> _WHAT IS ASKED_:
Using the listing beneath this task, count the lines with the word "stirring" and write only the result.

> _SOURCE MATERIAL_:
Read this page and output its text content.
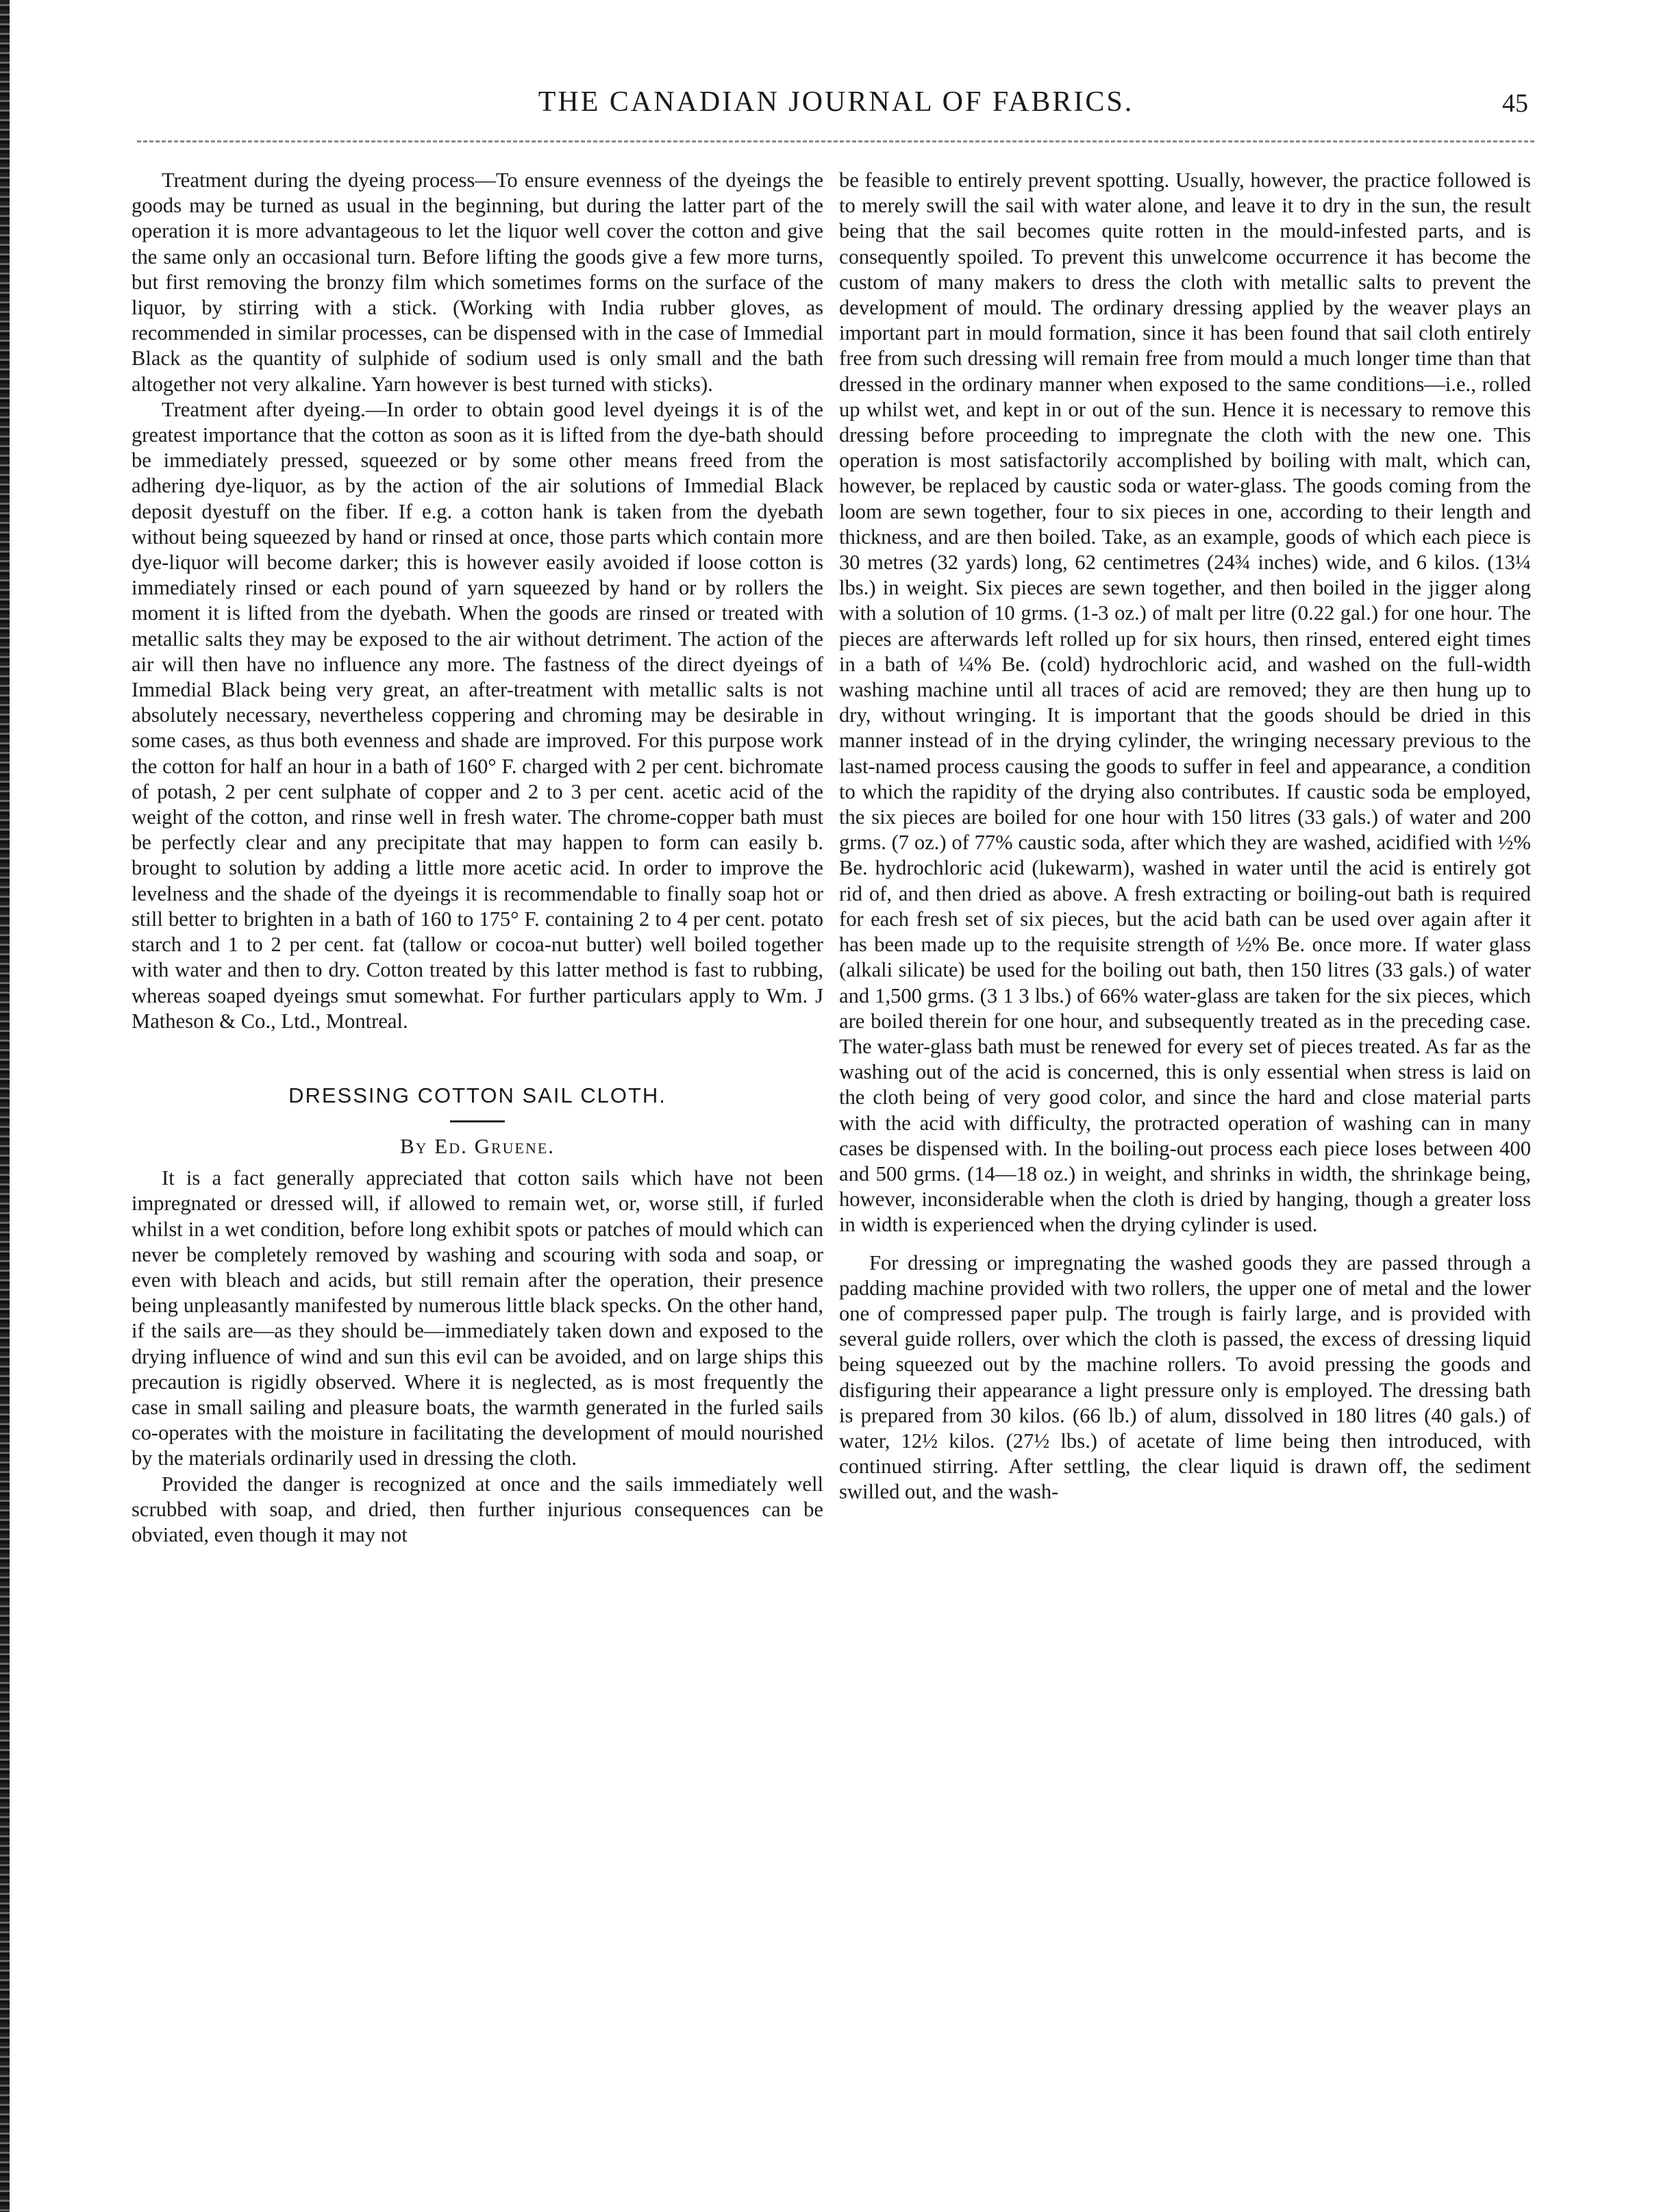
THE CANADIAN JOURNAL OF FABRICS.	45

Treatment during the dyeing process—To ensure evenness of the dyeings the goods may be turned as usual in the beginning, but during the latter part of the operation it is more advantageous to let the liquor well cover the cotton and give the same only an occasional turn. Before lifting the goods give a few more turns, but first removing the bronzy film which sometimes forms on the surface of the liquor, by stirring with a stick. (Working with India rubber gloves, as recommended in similar processes, can be dispensed with in the case of Immedial Black as the quantity of sulphide of sodium used is only small and the bath altogether not very alkaline. Yarn however is best turned with sticks).

Treatment after dyeing.—In order to obtain good level dyeings it is of the greatest importance that the cotton as soon as it is lifted from the dye-bath should be immediately pressed, squeezed or by some other means freed from the adhering dye-liquor, as by the action of the air solutions of Immedial Black deposit dyestuff on the fiber. If e.g. a cotton hank is taken from the dyebath without being squeezed by hand or rinsed at once, those parts which contain more dye-liquor will become darker; this is however easily avoided if loose cotton is immediately rinsed or each pound of yarn squeezed by hand or by rollers the moment it is lifted from the dyebath. When the goods are rinsed or treated with metallic salts they may be exposed to the air without detriment. The action of the air will then have no influence any more. The fastness of the direct dyeings of Immedial Black being very great, an after-treatment with metallic salts is not absolutely necessary, nevertheless coppering and chroming may be desirable in some cases, as thus both evenness and shade are improved. For this purpose work the cotton for half an hour in a bath of 160° F. charged with 2 per cent. bichromate of potash, 2 per cent sulphate of copper and 2 to 3 per cent. acetic acid of the weight of the cotton, and rinse well in fresh water. The chrome-copper bath must be perfectly clear and any precipitate that may happen to form can easily b. brought to solution by adding a little more acetic acid. In order to improve the levelness and the shade of the dyeings it is recommendable to finally soap hot or still better to brighten in a bath of 160 to 175° F. containing 2 to 4 per cent. potato starch and 1 to 2 per cent. fat (tallow or cocoa-nut butter) well boiled together with water and then to dry. Cotton treated by this latter method is fast to rubbing, whereas soaped dyeings smut somewhat. For further particulars apply to Wm. J Matheson & Co., Ltd., Montreal.

DRESSING COTTON SAIL CLOTH.
By Ed. Gruene.

It is a fact generally appreciated that cotton sails which have not been impregnated or dressed will, if allowed to remain wet, or, worse still, if furled whilst in a wet condition, before long exhibit spots or patches of mould which can never be completely removed by washing and scouring with soda and soap, or even with bleach and acids, but still remain after the operation, their presence being unpleasantly manifested by numerous little black specks. On the other hand, if the sails are—as they should be—immediately taken down and exposed to the drying influence of wind and sun this evil can be avoided, and on large ships this precaution is rigidly observed. Where it is neglected, as is most frequently the case in small sailing and pleasure boats, the warmth generated in the furled sails co-operates with the moisture in facilitating the development of mould nourished by the materials ordinarily used in dressing the cloth.

Provided the danger is recognized at once and the sails immediately well scrubbed with soap, and dried, then further injurious consequences can be obviated, even though it may not

be feasible to entirely prevent spotting. Usually, however, the practice followed is to merely swill the sail with water alone, and leave it to dry in the sun, the result being that the sail becomes quite rotten in the mould-infested parts, and is consequently spoiled. To prevent this unwelcome occurrence it has become the custom of many makers to dress the cloth with metallic salts to prevent the development of mould. The ordinary dressing applied by the weaver plays an important part in mould formation, since it has been found that sail cloth entirely free from such dressing will remain free from mould a much longer time than that dressed in the ordinary manner when exposed to the same conditions—i.e., rolled up whilst wet, and kept in or out of the sun. Hence it is necessary to remove this dressing before proceeding to impregnate the cloth with the new one. This operation is most satisfactorily accomplished by boiling with malt, which can, however, be replaced by caustic soda or water-glass. The goods coming from the loom are sewn together, four to six pieces in one, according to their length and thickness, and are then boiled. Take, as an example, goods of which each piece is 30 metres (32 yards) long, 62 centimetres (24¾ inches) wide, and 6 kilos. (13¼ lbs.) in weight. Six pieces are sewn together, and then boiled in the jigger along with a solution of 10 grms. (1-3 oz.) of malt per litre (0.22 gal.) for one hour. The pieces are afterwards left rolled up for six hours, then rinsed, entered eight times in a bath of ¼% Be. (cold) hydrochloric acid, and washed on the full-width washing machine until all traces of acid are removed; they are then hung up to dry, without wringing. It is important that the goods should be dried in this manner instead of in the drying cylinder, the wringing necessary previous to the last-named process causing the goods to suffer in feel and appearance, a condition to which the rapidity of the drying also contributes. If caustic soda be employed, the six pieces are boiled for one hour with 150 litres (33 gals.) of water and 200 grms. (7 oz.) of 77% caustic soda, after which they are washed, acidified with ½% Be. hydrochloric acid (lukewarm), washed in water until the acid is entirely got rid of, and then dried as above. A fresh extracting or boiling-out bath is required for each fresh set of six pieces, but the acid bath can be used over again after it has been made up to the requisite strength of ½% Be. once more. If water glass (alkali silicate) be used for the boiling out bath, then 150 litres (33 gals.) of water and 1,500 grms. (3 1 3 lbs.) of 66% water-glass are taken for the six pieces, which are boiled therein for one hour, and subsequently treated as in the preceding case. The water-glass bath must be renewed for every set of pieces treated. As far as the washing out of the acid is concerned, this is only essential when stress is laid on the cloth being of very good color, and since the hard and close material parts with the acid with difficulty, the protracted operation of washing can in many cases be dispensed with. In the boiling-out process each piece loses between 400 and 500 grms. (14—18 oz.) in weight, and shrinks in width, the shrinkage being, however, inconsiderable when the cloth is dried by hanging, though a greater loss in width is experienced when the drying cylinder is used.

For dressing or impregnating the washed goods they are passed through a padding machine provided with two rollers, the upper one of metal and the lower one of compressed paper pulp. The trough is fairly large, and is provided with several guide rollers, over which the cloth is passed, the excess of dressing liquid being squeezed out by the machine rollers. To avoid pressing the goods and disfiguring their appearance a light pressure only is employed. The dressing bath is prepared from 30 kilos. (66 lb.) of alum, dissolved in 180 litres (40 gals.) of water, 12½ kilos. (27½ lbs.) of acetate of lime being then introduced, with continued stirring. After settling, the clear liquid is drawn off, the sediment swilled out, and the wash-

> _TASK RESPONSE_:
2